# What the exercise asks
Check every line of the entries that follow, and copy the ones containing "From".

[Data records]
↓

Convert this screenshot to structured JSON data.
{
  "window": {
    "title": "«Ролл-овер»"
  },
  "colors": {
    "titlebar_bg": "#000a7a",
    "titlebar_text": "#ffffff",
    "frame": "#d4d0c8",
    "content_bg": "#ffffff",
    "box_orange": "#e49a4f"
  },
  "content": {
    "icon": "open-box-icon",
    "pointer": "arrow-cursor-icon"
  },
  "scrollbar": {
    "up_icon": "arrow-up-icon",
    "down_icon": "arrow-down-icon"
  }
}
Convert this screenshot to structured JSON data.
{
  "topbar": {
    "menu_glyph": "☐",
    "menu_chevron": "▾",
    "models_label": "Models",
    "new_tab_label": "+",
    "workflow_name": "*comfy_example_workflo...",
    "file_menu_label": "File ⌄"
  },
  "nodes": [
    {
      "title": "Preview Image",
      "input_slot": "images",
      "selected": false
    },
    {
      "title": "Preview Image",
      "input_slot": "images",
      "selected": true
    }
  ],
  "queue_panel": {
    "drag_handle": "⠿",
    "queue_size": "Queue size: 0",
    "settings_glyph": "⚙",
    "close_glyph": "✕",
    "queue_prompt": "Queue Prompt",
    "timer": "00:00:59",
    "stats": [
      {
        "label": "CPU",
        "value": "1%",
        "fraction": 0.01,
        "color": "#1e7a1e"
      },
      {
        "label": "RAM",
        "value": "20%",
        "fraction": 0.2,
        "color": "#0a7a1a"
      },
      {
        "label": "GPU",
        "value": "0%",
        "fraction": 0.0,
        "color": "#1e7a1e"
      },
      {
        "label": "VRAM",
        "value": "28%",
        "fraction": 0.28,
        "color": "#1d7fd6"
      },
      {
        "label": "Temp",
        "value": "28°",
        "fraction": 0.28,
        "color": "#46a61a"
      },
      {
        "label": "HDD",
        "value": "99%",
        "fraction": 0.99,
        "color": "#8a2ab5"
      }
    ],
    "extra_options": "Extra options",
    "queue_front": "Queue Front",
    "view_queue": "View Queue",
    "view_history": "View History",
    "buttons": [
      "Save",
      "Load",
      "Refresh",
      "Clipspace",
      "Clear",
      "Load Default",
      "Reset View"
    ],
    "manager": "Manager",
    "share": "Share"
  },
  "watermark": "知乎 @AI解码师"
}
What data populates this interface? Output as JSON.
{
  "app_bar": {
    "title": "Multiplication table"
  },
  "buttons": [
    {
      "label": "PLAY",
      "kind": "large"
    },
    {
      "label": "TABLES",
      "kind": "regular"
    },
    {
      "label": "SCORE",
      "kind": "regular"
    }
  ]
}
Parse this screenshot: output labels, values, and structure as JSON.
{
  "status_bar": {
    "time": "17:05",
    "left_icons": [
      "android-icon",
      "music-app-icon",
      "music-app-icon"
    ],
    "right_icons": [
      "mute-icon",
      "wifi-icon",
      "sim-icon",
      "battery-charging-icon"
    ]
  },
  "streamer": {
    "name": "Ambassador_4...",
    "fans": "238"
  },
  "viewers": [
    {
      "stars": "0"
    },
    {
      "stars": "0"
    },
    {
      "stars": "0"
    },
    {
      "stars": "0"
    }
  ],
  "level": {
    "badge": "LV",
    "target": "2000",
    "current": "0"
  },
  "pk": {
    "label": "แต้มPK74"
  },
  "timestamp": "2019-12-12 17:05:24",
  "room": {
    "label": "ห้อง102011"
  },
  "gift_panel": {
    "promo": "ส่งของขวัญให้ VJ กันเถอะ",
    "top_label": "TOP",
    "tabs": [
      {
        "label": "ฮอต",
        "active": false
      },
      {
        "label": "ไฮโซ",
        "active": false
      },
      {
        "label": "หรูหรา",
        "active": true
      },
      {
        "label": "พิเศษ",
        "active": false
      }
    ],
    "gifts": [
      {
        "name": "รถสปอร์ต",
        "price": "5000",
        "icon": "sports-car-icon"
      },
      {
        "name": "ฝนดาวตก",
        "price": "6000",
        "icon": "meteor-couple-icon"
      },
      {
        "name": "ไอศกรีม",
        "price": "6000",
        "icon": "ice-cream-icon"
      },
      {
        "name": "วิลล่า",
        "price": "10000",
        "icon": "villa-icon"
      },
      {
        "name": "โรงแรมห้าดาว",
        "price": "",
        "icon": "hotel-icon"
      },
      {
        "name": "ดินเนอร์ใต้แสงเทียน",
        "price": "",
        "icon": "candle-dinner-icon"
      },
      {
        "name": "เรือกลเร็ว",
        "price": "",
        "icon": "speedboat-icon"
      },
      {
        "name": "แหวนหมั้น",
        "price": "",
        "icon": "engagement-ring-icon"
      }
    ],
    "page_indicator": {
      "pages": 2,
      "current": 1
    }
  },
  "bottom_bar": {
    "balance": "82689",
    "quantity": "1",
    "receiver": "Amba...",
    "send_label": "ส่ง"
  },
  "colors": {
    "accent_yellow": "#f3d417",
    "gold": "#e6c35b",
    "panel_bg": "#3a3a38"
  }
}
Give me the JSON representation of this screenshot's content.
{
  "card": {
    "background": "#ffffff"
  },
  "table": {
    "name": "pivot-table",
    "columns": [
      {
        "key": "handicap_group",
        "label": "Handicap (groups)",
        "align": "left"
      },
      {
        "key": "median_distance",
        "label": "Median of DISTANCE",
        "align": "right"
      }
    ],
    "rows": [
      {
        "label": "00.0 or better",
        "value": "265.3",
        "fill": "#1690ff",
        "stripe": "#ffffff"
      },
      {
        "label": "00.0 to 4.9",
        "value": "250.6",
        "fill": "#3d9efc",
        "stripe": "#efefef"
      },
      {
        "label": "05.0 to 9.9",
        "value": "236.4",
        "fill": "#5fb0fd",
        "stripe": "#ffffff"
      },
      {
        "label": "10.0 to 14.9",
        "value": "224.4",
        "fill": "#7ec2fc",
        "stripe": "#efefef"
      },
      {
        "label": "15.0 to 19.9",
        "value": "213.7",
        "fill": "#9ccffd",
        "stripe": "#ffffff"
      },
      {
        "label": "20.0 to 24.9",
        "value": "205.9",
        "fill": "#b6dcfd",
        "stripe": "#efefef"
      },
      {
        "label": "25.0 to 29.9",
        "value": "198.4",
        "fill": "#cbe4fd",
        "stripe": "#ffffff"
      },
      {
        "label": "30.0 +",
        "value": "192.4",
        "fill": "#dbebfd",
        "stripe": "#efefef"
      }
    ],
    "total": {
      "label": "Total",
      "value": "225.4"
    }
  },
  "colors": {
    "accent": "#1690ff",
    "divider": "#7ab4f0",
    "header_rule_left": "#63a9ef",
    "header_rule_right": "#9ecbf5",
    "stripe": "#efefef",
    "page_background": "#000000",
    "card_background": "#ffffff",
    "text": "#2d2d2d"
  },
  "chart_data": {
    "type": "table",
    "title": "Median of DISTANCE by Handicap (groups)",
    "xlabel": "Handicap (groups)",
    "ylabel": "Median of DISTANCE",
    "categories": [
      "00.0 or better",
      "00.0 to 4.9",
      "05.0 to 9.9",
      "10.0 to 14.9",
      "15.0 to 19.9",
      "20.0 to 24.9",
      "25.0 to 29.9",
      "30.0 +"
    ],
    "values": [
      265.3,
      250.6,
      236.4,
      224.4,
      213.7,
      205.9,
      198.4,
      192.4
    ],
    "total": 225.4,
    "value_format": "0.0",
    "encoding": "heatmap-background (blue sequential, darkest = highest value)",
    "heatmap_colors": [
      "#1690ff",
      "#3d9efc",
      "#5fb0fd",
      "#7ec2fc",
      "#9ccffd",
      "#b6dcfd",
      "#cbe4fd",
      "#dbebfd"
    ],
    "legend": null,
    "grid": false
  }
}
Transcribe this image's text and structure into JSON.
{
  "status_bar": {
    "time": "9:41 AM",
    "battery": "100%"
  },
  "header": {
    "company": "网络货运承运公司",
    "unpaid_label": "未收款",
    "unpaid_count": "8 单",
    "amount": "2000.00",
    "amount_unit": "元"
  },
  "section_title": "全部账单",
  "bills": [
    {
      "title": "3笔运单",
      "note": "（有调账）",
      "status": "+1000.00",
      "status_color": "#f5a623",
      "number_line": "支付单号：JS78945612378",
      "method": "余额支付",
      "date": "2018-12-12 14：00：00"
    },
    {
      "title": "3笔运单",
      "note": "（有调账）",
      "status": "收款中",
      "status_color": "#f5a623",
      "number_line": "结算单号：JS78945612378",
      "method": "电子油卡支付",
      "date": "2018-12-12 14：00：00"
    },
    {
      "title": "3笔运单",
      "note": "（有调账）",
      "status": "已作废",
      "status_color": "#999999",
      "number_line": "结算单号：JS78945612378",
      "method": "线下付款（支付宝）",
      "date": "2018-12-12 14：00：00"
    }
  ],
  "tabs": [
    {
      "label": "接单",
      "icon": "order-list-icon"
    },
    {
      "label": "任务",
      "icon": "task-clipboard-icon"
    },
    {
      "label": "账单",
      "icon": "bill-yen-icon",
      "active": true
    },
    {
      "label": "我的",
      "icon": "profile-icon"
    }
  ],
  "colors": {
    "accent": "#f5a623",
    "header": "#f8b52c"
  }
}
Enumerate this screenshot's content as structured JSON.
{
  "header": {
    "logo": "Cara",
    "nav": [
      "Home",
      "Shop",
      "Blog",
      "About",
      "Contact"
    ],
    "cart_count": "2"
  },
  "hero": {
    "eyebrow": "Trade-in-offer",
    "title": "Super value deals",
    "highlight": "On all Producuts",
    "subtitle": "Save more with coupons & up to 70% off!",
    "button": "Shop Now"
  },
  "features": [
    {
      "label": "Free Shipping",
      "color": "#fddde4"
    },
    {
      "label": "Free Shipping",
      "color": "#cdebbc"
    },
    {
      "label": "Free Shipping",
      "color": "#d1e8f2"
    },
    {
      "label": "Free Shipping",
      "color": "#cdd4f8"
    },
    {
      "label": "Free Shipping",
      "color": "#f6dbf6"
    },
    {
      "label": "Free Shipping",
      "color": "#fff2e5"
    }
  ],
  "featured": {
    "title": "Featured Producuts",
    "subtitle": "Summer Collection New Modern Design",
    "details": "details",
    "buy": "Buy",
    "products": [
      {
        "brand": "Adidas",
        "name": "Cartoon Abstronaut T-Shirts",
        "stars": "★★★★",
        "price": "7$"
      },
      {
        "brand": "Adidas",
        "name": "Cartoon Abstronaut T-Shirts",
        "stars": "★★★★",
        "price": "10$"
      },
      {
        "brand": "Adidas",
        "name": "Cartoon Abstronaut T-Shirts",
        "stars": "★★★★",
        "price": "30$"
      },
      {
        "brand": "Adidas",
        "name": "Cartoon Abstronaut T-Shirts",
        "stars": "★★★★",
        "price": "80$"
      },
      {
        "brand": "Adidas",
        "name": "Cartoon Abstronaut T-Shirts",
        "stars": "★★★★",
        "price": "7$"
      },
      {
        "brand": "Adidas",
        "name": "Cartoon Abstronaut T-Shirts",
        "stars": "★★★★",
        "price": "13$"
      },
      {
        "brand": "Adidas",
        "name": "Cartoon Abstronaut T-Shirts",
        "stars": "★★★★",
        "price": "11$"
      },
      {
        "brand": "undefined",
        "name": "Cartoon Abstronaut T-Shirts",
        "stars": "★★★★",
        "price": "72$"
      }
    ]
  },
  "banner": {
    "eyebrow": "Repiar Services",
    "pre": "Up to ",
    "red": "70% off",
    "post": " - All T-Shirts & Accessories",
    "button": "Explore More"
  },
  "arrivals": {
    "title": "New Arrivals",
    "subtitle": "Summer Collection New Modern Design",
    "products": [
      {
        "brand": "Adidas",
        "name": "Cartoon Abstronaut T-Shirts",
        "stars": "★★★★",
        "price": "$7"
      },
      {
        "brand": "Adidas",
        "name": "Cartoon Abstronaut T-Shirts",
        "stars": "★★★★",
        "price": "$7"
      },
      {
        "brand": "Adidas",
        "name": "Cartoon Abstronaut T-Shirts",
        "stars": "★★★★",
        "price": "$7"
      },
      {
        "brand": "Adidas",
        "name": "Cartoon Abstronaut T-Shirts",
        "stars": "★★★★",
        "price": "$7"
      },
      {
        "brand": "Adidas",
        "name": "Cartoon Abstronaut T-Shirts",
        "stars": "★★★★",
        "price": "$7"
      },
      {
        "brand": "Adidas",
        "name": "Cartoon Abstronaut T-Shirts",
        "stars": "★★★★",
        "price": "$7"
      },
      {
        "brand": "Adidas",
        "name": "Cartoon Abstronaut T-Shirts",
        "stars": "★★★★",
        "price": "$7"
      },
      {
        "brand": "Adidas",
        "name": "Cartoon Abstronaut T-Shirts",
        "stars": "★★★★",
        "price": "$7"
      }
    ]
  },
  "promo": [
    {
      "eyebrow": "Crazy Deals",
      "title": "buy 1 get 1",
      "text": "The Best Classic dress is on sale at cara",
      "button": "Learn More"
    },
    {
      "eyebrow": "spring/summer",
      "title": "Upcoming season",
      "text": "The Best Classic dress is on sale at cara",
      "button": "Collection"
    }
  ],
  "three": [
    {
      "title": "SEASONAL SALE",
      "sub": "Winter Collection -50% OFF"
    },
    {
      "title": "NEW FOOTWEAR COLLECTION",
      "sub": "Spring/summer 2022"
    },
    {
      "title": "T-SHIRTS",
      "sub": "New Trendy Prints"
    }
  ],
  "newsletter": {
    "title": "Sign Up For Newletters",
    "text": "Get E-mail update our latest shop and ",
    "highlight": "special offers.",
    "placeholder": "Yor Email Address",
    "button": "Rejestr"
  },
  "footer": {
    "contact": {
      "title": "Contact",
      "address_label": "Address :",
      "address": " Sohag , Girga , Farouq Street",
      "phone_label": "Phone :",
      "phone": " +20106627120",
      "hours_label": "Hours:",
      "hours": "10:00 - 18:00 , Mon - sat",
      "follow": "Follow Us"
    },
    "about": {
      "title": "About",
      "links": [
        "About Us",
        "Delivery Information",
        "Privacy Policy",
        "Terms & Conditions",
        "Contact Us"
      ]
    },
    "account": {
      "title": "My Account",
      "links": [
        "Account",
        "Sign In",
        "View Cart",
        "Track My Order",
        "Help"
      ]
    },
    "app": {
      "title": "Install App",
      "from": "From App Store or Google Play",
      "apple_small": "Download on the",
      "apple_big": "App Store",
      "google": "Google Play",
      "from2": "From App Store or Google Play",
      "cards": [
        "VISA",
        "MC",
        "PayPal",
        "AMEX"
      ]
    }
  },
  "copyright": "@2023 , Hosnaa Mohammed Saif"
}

↑

# Exercise solution
      "from": "From App Store or Google Play",
      "from2": "From App Store or Google Play",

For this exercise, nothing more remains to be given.